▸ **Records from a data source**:

- - - - - - -

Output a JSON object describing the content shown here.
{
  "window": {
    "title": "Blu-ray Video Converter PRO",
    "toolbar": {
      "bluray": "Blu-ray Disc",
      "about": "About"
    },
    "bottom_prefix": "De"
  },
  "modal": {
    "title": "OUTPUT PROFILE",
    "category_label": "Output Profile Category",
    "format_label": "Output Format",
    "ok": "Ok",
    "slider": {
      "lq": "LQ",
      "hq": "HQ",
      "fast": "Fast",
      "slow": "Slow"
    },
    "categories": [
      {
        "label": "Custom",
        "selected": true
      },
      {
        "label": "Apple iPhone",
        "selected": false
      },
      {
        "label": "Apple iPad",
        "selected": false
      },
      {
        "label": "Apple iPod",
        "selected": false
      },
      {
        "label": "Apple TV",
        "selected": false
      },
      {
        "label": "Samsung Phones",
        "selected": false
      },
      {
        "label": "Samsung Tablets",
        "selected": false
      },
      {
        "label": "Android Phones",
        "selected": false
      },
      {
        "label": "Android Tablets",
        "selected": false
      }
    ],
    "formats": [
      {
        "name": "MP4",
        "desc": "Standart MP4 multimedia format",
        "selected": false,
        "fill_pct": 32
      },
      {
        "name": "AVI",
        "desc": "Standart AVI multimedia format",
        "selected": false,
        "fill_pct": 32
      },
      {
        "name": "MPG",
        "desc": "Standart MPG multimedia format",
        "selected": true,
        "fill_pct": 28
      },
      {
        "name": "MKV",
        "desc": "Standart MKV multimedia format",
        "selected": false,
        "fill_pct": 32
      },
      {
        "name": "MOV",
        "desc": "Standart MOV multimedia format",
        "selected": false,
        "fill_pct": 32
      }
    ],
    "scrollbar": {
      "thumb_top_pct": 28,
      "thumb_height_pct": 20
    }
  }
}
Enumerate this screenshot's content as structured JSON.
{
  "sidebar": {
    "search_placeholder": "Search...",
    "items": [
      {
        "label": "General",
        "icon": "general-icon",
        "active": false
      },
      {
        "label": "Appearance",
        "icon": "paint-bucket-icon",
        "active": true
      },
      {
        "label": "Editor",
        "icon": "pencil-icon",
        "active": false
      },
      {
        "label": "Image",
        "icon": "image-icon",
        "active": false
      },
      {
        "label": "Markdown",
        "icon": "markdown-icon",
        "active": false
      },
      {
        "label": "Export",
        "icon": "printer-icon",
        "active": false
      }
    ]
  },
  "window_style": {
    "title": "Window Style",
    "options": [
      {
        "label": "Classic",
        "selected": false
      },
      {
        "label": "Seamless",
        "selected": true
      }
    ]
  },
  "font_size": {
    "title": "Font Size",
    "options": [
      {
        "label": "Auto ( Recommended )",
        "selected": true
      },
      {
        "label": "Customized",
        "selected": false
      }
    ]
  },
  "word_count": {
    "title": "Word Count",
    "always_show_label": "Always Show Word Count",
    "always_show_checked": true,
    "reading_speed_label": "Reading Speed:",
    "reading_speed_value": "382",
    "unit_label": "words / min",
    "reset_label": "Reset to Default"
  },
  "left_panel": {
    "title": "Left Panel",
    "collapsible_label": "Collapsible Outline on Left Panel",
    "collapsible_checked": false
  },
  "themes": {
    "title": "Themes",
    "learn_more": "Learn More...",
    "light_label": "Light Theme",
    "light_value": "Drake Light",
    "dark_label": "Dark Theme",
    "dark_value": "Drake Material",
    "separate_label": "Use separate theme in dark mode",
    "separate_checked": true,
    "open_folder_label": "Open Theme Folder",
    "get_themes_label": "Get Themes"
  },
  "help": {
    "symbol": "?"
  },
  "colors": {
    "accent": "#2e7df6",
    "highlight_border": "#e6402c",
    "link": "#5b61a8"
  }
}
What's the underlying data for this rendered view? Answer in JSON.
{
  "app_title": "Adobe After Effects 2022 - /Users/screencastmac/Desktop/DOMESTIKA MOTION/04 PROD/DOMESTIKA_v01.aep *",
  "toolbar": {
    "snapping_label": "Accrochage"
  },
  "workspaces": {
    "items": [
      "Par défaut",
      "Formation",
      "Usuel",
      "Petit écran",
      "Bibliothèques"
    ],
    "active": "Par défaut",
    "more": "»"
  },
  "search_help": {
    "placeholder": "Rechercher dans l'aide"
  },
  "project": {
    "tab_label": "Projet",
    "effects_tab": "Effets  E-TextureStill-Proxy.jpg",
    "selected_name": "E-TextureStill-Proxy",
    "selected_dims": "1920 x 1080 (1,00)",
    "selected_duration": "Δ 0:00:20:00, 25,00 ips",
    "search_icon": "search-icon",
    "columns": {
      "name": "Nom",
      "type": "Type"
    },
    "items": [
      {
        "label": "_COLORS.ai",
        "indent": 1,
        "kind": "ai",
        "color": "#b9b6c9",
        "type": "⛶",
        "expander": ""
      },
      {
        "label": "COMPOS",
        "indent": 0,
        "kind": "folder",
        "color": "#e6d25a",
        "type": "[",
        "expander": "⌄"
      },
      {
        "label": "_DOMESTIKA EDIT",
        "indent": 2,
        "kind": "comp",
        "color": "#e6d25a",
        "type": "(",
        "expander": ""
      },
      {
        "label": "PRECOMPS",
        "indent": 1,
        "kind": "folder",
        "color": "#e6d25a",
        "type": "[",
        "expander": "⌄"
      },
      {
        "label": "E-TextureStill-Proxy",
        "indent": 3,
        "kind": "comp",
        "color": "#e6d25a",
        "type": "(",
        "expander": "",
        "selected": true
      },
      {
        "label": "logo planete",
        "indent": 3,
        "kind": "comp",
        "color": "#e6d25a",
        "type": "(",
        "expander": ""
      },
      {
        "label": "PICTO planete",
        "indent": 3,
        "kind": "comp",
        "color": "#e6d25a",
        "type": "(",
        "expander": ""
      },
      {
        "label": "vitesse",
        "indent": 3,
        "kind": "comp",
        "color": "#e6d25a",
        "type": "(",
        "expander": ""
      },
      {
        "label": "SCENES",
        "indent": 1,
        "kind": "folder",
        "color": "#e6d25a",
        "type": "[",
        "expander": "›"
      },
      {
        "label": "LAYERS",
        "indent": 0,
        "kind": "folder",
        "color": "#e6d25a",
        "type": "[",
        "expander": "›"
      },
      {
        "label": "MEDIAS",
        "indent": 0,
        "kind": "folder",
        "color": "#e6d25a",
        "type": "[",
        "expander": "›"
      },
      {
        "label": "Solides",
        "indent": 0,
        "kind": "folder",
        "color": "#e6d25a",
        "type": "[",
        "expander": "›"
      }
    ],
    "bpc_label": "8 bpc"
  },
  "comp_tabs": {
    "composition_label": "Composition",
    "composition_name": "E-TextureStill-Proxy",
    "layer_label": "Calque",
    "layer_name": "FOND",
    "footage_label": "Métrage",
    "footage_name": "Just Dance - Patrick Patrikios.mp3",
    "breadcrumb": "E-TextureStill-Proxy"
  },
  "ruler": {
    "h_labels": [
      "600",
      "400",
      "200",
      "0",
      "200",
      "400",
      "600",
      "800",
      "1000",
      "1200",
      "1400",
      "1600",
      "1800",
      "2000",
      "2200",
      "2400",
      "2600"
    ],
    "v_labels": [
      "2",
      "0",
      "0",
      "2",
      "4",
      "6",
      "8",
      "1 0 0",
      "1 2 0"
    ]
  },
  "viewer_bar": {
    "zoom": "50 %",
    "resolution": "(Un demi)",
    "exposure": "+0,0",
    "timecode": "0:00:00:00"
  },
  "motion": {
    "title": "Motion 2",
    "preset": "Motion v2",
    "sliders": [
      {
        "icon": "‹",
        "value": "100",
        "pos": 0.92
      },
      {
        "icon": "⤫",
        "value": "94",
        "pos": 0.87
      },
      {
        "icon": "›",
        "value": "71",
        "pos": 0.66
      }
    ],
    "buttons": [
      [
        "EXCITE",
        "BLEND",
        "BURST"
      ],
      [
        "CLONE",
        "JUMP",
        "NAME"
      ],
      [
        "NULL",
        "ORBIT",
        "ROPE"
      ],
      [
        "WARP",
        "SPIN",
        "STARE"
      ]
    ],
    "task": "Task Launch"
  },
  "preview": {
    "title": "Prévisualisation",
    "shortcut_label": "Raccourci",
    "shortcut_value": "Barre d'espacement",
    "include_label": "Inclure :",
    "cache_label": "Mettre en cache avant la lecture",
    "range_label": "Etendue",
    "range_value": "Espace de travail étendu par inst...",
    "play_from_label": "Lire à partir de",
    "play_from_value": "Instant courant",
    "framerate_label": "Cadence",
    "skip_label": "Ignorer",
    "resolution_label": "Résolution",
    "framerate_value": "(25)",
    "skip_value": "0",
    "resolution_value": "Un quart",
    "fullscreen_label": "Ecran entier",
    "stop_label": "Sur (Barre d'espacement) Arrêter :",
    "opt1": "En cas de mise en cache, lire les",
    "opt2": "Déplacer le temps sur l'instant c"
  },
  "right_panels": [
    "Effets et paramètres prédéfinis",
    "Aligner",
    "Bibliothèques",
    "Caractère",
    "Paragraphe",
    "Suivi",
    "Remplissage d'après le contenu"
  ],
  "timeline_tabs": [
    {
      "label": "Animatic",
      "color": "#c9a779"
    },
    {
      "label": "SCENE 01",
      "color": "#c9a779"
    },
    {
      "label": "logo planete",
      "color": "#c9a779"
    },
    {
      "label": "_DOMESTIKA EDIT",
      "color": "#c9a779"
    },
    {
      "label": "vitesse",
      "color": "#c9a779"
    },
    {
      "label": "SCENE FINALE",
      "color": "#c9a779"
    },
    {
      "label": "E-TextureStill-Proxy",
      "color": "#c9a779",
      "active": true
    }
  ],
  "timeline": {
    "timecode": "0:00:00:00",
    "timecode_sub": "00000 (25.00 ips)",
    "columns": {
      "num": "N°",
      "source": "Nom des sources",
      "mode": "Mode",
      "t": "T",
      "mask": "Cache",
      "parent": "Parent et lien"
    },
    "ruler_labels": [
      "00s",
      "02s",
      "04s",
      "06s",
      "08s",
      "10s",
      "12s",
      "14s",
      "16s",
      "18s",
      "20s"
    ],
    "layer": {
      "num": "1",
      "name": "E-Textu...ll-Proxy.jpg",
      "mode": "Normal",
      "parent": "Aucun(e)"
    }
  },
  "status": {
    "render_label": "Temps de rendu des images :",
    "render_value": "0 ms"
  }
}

- - - - - - -

▸ **Problem description**:
From the entries above, collect every line with the string "mode" in it.

▸ **The reply**:
    "separate_label": "Use separate theme in dark mode",
      "mode": "Mode",
      "mode": "Normal",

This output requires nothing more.